[Aim of the task]:
Reproduce all lines of the listing below in which the word "name" occurs.

..............................

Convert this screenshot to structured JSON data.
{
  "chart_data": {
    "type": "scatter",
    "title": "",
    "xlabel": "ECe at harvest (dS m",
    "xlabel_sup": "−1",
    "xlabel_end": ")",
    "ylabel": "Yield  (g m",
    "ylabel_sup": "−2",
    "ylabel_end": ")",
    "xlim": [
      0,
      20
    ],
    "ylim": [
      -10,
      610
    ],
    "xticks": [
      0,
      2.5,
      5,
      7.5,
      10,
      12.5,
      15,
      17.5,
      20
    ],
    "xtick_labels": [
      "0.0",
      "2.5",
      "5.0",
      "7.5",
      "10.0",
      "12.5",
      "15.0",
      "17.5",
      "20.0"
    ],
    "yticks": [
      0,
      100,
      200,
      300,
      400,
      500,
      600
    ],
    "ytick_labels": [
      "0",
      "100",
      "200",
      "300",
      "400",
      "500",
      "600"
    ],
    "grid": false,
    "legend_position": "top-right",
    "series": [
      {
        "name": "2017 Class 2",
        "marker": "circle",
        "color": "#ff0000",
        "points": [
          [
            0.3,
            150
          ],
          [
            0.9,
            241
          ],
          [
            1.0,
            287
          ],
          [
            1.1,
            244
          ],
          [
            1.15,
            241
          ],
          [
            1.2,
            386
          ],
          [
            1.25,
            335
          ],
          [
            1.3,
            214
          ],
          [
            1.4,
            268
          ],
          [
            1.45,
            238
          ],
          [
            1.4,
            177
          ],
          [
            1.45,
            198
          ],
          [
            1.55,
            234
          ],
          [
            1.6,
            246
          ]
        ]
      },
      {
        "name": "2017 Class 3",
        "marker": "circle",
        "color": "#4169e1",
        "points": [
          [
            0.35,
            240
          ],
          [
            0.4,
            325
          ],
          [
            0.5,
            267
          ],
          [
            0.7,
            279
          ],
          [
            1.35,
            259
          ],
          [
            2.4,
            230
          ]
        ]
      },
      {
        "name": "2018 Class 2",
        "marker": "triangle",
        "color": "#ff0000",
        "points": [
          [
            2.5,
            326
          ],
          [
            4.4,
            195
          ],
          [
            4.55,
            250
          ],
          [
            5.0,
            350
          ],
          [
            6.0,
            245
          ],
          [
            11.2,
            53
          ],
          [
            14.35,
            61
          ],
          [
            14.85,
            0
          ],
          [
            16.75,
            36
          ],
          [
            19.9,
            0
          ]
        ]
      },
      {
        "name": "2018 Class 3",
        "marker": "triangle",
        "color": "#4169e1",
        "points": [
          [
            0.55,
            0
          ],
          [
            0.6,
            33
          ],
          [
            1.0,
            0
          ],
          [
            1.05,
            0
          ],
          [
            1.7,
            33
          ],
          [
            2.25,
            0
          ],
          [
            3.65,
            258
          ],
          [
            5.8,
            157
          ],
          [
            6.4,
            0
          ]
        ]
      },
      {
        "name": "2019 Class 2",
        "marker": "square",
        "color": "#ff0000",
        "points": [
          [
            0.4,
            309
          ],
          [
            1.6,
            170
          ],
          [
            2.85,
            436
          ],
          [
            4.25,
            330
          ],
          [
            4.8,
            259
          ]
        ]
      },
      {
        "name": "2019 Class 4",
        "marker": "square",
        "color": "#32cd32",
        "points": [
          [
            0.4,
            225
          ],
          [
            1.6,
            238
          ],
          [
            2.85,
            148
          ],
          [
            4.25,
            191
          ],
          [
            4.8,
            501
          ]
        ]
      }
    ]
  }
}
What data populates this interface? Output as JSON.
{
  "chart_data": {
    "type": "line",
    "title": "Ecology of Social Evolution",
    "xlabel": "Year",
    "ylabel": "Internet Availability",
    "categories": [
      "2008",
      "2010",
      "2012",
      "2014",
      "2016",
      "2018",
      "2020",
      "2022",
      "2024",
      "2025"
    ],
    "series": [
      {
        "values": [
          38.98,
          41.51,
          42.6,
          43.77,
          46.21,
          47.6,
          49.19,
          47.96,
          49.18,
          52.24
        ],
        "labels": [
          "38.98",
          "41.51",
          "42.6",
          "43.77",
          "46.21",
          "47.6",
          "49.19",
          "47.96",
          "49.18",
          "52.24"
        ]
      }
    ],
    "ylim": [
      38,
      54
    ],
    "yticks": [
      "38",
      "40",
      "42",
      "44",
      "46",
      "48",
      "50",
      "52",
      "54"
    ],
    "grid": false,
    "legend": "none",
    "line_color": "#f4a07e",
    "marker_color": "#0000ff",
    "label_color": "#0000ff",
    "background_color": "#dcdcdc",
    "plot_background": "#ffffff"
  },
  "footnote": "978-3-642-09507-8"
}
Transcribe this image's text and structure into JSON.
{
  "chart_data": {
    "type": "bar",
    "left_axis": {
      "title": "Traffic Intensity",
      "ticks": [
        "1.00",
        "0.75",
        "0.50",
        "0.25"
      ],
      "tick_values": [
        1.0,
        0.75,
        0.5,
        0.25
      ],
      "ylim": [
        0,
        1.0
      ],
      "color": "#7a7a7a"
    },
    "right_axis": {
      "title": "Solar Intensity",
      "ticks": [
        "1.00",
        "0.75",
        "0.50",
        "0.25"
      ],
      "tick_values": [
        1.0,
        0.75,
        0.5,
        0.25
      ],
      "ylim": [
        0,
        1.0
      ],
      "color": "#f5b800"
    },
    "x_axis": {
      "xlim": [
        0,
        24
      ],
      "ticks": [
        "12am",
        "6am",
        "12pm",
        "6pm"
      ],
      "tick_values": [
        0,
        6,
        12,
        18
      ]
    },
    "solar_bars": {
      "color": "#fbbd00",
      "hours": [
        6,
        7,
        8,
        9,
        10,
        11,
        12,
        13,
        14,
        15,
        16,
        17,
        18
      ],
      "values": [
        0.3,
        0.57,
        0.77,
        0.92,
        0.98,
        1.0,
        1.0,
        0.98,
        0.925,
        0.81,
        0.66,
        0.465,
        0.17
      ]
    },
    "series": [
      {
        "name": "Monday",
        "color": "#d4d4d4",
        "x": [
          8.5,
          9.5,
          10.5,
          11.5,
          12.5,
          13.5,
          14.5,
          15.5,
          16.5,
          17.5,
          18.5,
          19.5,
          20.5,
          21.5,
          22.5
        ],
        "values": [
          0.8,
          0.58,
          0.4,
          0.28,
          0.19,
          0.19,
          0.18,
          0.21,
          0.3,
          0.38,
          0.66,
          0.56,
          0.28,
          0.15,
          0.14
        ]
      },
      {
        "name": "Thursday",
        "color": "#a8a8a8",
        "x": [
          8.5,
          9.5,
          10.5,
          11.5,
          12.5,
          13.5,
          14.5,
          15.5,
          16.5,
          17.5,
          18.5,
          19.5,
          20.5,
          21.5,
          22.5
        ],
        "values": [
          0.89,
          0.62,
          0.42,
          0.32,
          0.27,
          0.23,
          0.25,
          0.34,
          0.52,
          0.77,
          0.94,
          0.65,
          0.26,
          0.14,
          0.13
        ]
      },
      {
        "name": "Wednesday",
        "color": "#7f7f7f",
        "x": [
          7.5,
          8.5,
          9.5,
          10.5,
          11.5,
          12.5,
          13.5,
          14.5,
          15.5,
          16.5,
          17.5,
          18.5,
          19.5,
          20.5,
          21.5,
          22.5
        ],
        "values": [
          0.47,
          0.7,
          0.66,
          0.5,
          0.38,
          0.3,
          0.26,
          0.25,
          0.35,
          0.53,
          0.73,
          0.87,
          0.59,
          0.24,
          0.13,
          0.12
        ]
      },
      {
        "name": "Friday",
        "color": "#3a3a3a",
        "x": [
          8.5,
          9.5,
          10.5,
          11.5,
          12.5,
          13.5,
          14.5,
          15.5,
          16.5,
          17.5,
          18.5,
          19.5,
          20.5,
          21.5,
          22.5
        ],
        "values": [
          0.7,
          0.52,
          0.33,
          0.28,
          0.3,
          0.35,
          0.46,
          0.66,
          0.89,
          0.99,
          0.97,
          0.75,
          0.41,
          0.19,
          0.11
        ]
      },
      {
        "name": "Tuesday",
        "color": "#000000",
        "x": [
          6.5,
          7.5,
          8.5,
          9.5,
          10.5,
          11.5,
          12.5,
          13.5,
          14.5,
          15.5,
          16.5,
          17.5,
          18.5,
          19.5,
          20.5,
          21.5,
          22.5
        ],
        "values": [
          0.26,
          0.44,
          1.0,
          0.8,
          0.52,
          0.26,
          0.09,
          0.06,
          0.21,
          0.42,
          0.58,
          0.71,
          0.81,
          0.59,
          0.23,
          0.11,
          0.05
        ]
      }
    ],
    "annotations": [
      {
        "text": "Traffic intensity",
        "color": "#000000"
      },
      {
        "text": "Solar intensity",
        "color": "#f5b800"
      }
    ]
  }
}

..............................

[Task answer]:
        "name": "2017 Class 2",
        "name": "2017 Class 3",
        "name": "2018 Class 2",
        "name": "2018 Class 3",
        "name": "2019 Class 2",
        "name": "2019 Class 4",
        "name": "Monday",
        "name": "Thursday",
        "name": "Wednesday",
        "name": "Friday",
        "name": "Tuesday",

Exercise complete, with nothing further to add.